### Exercise directions
Copy each line in the data that includes the word "JSON".

#### Data for processing ####

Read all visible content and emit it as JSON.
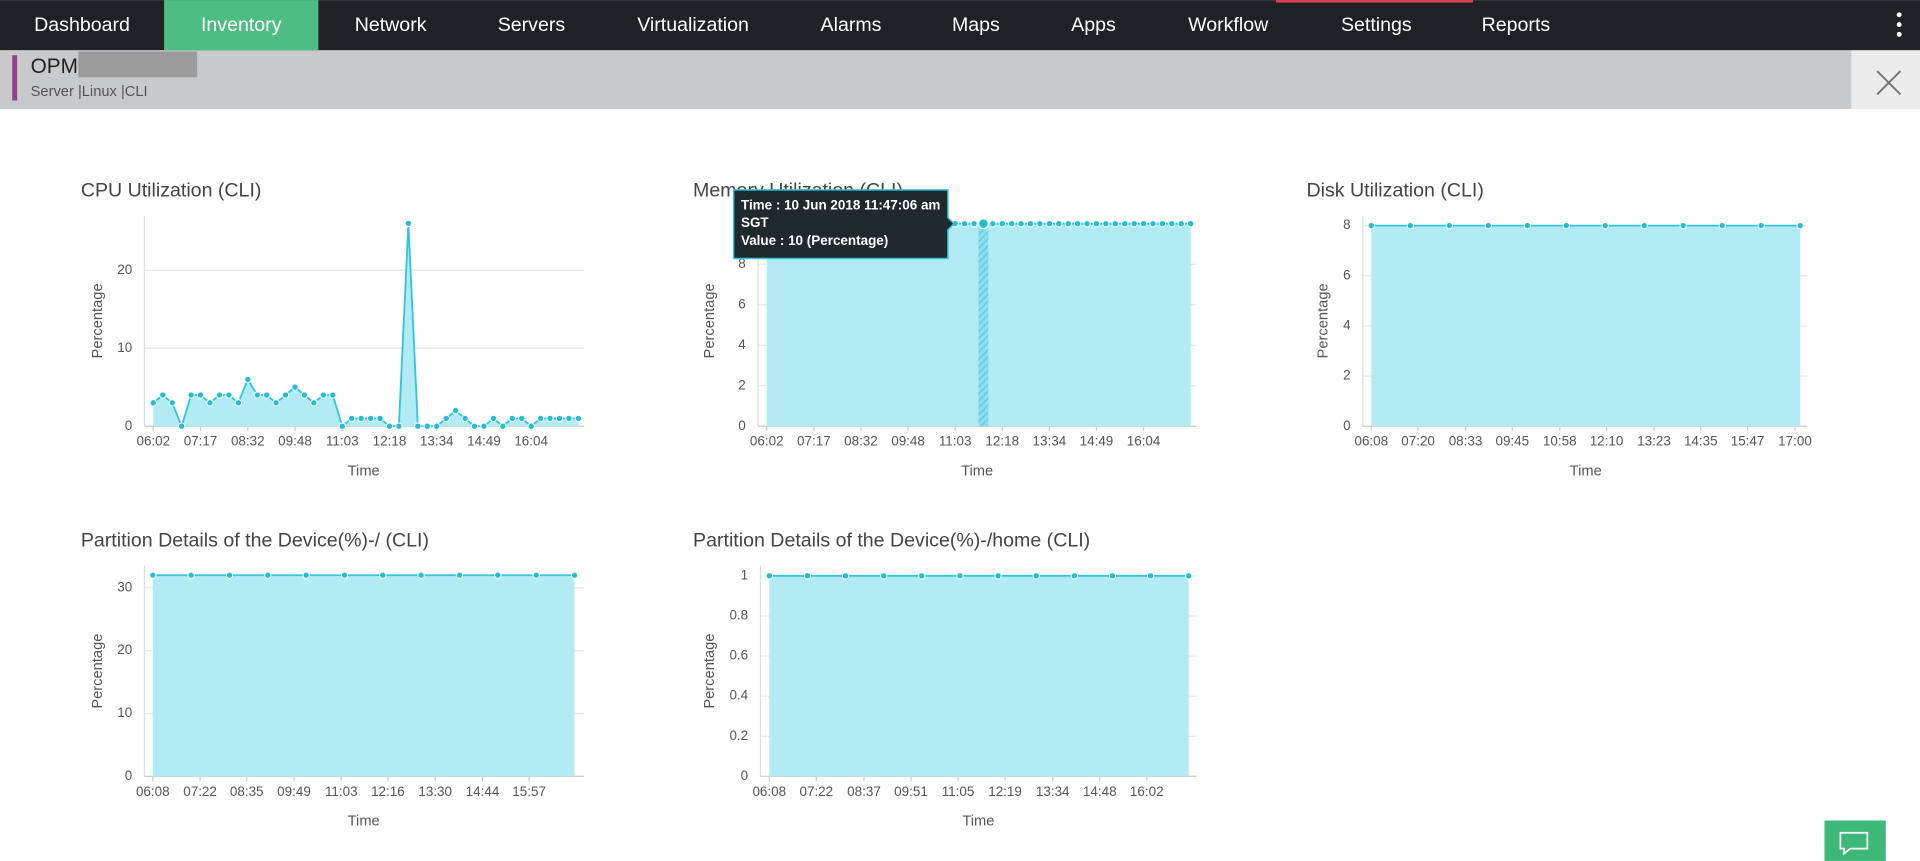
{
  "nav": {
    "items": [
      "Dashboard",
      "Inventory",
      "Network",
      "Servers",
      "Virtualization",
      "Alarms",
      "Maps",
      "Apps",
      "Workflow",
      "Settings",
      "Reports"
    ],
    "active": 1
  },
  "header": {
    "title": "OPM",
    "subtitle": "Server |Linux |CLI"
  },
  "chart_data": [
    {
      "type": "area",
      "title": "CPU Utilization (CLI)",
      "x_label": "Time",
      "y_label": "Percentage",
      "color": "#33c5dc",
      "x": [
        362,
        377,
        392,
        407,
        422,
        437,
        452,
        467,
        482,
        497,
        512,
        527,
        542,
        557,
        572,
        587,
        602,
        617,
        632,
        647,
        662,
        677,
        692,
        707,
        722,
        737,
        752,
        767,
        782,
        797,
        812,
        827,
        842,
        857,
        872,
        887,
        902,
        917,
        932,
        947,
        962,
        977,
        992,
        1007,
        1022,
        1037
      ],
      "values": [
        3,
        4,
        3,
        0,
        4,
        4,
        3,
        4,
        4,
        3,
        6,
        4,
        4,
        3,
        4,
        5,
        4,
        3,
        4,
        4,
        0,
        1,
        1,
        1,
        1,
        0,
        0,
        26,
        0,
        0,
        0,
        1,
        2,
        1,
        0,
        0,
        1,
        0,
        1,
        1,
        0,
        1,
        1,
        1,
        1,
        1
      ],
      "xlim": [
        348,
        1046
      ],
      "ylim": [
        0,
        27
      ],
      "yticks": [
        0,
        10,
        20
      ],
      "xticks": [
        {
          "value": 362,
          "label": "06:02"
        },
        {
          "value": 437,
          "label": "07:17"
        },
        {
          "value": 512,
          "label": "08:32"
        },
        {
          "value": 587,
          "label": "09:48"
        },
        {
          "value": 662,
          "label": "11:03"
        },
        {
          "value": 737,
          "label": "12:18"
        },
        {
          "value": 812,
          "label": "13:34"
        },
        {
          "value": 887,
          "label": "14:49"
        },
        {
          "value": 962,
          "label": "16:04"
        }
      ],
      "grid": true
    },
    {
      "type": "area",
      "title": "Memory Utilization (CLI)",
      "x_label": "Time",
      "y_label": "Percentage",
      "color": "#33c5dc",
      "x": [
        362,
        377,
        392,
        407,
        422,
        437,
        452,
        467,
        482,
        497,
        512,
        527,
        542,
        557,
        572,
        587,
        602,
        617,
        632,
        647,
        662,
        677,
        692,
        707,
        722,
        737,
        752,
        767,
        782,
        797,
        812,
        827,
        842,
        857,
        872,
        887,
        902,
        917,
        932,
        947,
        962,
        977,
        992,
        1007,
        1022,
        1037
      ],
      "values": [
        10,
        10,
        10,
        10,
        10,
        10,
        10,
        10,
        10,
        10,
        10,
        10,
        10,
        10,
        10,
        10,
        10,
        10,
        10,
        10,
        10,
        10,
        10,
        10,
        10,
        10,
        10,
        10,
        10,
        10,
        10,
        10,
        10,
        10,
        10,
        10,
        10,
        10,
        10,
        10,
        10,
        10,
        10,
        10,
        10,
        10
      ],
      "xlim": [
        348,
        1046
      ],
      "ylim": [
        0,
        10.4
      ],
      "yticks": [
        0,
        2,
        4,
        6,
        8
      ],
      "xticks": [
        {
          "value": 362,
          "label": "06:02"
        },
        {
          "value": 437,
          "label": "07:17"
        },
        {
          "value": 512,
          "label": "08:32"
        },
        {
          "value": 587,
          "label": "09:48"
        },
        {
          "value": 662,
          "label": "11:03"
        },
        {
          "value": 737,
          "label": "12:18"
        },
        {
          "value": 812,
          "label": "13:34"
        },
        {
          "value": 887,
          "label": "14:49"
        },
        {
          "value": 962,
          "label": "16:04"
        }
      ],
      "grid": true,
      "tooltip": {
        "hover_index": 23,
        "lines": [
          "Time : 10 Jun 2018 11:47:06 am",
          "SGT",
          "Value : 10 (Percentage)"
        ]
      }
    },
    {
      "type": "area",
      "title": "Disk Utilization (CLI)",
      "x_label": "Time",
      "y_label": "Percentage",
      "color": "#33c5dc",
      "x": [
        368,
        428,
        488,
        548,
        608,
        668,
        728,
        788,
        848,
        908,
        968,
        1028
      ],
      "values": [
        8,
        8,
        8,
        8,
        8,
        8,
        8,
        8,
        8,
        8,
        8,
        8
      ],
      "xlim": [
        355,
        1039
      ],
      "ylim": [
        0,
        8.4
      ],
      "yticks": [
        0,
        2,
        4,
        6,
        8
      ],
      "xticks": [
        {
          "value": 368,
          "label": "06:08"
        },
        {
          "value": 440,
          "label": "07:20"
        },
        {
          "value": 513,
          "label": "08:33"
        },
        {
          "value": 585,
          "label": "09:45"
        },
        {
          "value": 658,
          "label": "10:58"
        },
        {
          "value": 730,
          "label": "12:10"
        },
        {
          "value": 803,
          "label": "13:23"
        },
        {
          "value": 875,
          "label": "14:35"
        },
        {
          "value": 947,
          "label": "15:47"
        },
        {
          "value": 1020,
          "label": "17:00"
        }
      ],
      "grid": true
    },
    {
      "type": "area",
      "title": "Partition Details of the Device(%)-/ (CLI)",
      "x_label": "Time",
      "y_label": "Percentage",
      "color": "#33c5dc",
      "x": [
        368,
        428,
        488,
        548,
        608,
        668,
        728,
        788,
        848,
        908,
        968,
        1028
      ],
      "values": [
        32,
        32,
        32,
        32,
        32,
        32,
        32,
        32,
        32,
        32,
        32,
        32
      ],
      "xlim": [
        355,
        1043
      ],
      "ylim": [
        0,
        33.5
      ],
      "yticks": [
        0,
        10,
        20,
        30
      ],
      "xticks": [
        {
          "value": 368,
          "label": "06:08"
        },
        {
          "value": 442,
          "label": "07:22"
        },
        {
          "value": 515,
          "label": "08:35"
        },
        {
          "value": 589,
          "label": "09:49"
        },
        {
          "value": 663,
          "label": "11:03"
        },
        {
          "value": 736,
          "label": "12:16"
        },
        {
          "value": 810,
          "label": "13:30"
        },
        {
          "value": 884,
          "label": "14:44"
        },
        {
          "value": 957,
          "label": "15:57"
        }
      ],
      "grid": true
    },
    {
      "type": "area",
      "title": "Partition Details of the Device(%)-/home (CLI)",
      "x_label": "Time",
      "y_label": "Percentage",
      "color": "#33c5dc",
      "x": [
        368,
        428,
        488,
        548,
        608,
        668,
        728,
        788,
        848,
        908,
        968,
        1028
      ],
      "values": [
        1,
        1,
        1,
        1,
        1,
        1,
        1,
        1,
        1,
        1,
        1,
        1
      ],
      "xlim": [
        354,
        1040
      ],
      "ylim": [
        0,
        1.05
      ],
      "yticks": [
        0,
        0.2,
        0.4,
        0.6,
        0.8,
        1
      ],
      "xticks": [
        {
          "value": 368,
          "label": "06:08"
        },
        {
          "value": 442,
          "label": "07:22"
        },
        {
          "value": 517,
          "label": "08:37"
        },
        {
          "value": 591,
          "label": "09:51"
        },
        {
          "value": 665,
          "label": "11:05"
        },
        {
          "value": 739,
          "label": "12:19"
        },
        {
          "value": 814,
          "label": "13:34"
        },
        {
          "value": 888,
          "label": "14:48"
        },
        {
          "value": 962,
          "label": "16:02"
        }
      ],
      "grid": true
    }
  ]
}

####
#### Data for processing ####

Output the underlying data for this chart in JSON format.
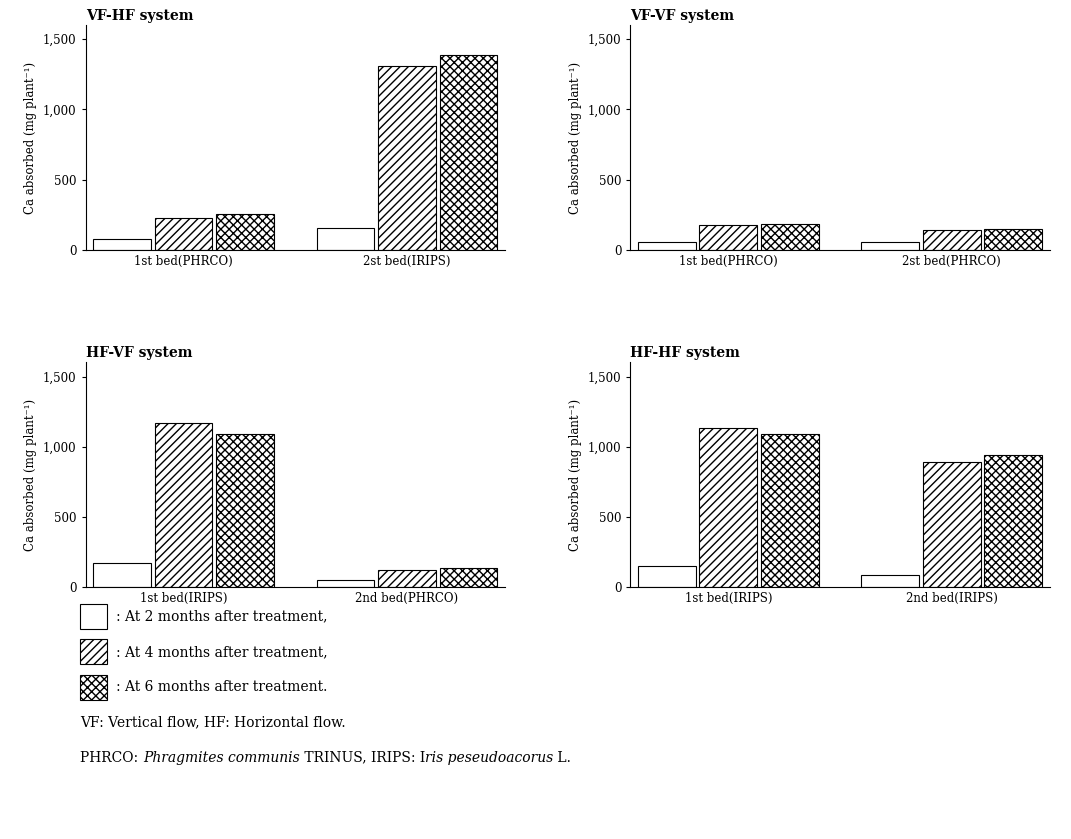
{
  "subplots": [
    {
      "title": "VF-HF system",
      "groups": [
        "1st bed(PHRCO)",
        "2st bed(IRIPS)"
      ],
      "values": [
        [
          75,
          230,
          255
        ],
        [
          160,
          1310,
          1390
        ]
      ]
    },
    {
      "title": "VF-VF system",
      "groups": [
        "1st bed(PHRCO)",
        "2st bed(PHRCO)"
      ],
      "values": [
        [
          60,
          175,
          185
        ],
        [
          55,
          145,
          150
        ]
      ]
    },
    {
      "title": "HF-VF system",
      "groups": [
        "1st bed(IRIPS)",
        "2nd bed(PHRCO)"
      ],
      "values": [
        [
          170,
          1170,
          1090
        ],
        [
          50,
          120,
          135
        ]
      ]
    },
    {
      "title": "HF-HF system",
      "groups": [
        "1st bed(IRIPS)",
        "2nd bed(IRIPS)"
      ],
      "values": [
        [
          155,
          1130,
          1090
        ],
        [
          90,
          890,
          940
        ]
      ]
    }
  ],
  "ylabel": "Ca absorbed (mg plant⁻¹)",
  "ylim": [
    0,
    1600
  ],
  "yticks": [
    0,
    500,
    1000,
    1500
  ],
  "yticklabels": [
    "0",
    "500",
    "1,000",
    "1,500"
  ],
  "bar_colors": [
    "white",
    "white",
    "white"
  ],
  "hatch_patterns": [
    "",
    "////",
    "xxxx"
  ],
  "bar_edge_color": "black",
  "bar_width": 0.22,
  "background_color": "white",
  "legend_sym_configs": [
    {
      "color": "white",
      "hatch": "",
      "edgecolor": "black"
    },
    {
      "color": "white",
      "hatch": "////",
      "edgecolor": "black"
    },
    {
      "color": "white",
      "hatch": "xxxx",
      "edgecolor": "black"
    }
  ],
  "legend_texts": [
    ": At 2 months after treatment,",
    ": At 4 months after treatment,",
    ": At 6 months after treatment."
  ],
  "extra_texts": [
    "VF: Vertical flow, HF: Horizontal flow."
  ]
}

####

### Result of this exercise
Read all visible content and emit it as JSON.
Output the underlying data for this chart in JSON format.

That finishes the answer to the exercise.